• Task details:
Write the count of lines that contain the word "about" and nothing else.

• Extracted records:
☆ ☆ ☆ ☆ ☆

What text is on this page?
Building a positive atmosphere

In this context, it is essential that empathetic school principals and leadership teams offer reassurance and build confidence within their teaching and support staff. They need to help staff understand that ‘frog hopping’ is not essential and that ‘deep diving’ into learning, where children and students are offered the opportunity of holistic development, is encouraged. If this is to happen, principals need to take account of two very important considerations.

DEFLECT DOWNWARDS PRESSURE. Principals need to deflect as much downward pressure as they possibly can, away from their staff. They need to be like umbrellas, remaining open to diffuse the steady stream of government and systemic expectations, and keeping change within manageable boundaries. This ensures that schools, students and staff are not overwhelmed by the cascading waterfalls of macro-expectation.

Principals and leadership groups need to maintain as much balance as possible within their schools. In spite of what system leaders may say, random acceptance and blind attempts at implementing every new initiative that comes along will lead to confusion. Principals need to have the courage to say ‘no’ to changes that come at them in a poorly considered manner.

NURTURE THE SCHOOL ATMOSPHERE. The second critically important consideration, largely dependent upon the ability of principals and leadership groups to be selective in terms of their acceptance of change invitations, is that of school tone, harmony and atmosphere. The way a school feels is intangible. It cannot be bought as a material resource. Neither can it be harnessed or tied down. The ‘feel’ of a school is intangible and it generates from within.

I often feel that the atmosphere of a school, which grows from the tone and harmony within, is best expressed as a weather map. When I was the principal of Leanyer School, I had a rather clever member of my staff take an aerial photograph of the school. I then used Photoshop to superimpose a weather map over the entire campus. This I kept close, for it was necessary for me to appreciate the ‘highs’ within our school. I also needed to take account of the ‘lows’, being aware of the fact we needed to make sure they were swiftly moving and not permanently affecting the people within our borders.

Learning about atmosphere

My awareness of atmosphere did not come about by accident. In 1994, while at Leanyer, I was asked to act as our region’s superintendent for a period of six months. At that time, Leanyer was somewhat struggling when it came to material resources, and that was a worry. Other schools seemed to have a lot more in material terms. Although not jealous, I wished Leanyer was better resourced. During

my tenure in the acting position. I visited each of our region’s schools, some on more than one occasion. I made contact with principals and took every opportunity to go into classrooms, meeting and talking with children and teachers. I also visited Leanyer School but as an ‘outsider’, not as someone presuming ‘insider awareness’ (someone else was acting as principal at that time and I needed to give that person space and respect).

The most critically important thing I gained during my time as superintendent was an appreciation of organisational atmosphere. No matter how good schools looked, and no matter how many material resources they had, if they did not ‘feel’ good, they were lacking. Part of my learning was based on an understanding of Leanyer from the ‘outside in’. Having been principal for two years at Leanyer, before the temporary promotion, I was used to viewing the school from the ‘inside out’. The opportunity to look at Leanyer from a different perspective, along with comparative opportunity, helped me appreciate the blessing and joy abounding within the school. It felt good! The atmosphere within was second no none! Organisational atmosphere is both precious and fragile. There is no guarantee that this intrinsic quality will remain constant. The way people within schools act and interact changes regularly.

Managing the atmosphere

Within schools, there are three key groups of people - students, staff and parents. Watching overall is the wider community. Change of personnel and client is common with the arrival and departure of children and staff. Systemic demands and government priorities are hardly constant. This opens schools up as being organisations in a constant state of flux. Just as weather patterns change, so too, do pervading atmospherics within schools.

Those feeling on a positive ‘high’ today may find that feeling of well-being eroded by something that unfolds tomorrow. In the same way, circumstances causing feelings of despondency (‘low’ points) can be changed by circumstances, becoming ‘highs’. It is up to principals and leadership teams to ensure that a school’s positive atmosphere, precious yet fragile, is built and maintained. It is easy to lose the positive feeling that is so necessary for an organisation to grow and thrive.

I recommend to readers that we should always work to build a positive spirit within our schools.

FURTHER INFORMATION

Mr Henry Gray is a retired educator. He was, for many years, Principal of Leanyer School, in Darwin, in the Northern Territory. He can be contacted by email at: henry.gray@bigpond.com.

☆ ☆ ☆ ☆ ☆

• Right answer:
2